작성 과제: 기록의 첫 줄부터 "phone-before-inner: Lorem ipsum"이 든 줄까지(양 끝 포함)를 고쳐 쓰되, "sensor-dot"만 "proximity-sensor"로 바꾸고 나머지는 그대로 두세요.

[추출된 데이터 항목]

- - - - - - -

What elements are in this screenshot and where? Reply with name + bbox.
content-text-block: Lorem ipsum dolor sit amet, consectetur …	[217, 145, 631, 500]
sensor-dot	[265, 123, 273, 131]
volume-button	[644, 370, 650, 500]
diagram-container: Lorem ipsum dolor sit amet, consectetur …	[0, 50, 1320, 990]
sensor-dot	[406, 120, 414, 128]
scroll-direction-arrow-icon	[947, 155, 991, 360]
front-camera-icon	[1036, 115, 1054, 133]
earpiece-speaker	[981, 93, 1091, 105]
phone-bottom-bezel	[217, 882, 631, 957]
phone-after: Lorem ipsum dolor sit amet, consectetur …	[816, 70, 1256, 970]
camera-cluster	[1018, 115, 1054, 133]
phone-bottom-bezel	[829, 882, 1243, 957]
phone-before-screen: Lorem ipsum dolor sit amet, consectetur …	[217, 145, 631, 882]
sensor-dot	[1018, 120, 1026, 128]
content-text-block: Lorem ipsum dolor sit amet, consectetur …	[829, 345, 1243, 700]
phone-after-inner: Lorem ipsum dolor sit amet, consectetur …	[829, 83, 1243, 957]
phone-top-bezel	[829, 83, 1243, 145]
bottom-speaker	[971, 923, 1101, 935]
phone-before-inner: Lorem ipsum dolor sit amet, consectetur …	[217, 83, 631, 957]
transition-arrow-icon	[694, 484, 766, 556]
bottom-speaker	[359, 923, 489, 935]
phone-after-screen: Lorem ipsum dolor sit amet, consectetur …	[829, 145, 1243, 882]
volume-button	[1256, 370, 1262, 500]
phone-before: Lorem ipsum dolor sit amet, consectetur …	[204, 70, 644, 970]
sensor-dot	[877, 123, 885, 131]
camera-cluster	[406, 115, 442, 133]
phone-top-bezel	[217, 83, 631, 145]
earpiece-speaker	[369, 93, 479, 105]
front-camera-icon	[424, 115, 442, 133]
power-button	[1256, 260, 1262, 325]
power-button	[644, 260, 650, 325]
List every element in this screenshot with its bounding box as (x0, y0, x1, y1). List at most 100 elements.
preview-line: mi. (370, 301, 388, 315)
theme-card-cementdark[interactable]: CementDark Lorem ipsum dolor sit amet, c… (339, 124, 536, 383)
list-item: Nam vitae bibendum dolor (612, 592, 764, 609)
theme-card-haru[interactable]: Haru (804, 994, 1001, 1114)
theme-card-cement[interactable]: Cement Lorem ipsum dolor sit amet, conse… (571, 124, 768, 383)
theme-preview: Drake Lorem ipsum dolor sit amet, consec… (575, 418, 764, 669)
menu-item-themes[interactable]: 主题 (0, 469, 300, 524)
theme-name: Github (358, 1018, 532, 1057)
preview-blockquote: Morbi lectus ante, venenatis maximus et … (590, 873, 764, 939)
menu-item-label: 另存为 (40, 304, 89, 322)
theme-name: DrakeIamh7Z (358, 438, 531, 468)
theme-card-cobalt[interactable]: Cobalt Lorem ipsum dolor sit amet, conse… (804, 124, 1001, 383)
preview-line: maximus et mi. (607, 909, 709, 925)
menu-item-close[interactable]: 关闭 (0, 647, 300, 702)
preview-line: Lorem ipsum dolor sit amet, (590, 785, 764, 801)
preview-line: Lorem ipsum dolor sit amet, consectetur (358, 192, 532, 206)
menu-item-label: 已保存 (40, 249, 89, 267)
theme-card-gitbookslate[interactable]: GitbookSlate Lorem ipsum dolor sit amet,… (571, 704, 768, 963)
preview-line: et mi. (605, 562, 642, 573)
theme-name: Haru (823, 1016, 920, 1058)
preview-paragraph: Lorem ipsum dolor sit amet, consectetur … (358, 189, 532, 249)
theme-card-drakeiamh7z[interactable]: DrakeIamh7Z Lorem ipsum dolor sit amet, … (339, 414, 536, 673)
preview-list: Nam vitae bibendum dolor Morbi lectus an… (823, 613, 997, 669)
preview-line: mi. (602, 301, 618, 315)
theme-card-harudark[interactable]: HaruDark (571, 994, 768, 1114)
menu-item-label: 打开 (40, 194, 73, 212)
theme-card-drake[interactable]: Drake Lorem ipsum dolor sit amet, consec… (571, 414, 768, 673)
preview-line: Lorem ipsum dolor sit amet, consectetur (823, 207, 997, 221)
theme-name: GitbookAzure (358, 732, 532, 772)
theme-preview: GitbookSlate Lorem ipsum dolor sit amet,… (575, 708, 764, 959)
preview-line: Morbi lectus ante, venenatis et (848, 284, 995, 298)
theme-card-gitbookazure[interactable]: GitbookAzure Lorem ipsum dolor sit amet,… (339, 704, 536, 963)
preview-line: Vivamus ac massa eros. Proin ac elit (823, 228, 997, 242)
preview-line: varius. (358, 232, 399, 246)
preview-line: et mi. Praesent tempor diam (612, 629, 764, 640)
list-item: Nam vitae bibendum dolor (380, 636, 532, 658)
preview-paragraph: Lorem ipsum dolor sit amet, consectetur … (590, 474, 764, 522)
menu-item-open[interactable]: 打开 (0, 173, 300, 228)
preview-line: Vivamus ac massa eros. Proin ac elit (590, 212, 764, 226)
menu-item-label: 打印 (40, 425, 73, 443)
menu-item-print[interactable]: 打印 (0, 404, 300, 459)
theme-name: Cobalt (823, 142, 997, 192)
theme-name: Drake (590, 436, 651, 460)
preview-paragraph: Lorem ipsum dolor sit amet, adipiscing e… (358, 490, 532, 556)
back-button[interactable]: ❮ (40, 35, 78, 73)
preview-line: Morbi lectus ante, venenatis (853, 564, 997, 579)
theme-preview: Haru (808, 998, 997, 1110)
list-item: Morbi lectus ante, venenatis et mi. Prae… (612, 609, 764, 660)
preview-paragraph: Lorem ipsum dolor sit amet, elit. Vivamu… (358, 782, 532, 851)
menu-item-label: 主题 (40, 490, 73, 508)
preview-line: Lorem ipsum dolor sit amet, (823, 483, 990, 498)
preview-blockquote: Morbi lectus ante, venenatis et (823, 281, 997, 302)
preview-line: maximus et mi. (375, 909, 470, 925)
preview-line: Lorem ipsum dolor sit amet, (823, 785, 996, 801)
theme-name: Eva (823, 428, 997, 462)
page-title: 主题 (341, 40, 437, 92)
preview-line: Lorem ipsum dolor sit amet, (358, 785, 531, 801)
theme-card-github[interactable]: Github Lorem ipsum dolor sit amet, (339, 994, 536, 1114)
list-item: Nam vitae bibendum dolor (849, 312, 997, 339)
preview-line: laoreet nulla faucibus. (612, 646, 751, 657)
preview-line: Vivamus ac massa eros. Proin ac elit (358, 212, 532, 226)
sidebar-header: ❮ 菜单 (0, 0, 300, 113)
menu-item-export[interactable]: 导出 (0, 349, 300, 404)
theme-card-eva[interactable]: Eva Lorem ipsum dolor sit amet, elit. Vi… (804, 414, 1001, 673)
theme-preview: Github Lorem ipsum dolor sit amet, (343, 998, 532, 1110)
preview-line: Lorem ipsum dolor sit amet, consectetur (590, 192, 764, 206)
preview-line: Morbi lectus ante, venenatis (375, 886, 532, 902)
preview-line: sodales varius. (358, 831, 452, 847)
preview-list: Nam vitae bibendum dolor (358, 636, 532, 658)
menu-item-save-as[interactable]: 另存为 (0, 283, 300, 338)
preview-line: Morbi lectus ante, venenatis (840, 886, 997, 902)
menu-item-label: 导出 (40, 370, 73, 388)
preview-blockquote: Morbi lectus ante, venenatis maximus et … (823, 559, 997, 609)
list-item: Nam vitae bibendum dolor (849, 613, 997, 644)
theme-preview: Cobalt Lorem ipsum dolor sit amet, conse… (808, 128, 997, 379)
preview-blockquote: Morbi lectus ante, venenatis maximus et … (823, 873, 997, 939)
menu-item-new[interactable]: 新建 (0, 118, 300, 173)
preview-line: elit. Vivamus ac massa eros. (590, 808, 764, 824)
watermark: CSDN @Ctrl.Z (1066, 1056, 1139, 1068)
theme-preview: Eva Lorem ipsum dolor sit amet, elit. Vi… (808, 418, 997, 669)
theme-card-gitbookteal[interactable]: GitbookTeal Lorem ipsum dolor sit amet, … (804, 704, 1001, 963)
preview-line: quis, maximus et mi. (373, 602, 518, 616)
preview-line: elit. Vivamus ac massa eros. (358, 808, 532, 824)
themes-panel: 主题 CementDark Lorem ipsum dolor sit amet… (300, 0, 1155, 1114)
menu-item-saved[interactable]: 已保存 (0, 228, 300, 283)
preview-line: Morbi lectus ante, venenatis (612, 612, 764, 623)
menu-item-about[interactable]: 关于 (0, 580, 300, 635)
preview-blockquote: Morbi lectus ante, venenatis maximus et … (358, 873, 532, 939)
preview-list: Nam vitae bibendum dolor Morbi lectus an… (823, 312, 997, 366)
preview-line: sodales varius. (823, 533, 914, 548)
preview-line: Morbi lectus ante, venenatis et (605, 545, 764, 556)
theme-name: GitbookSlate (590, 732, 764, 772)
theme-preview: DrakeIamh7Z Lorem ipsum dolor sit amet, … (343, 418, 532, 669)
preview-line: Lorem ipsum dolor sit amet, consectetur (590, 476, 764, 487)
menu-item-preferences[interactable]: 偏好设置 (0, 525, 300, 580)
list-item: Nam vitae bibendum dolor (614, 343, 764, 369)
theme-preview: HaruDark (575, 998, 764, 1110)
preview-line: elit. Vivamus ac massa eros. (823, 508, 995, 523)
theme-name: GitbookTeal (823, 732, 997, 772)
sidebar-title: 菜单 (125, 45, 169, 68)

- - - - - - -

아래 응답:
What elements are in this screenshot and where? Reply with name + bbox.
content-text-block: Lorem ipsum dolor sit amet, consectetur …	[217, 145, 631, 500]
proximity-sensor	[265, 123, 273, 131]
volume-button	[644, 370, 650, 500]
diagram-container: Lorem ipsum dolor sit amet, consectetur …	[0, 50, 1320, 990]
proximity-sensor	[406, 120, 414, 128]
scroll-direction-arrow-icon	[947, 155, 991, 360]
front-camera-icon	[1036, 115, 1054, 133]
earpiece-speaker	[981, 93, 1091, 105]
phone-bottom-bezel	[217, 882, 631, 957]
phone-after: Lorem ipsum dolor sit amet, consectetur …	[816, 70, 1256, 970]
camera-cluster	[1018, 115, 1054, 133]
phone-bottom-bezel	[829, 882, 1243, 957]
phone-before-screen: Lorem ipsum dolor sit amet, consectetur …	[217, 145, 631, 882]
proximity-sensor	[1018, 120, 1026, 128]
content-text-block: Lorem ipsum dolor sit amet, consectetur …	[829, 345, 1243, 700]
phone-after-inner: Lorem ipsum dolor sit amet, consectetur …	[829, 83, 1243, 957]
phone-top-bezel	[829, 83, 1243, 145]
bottom-speaker	[971, 923, 1101, 935]
phone-before-inner: Lorem ipsum dolor sit amet, consectetur …	[217, 83, 631, 957]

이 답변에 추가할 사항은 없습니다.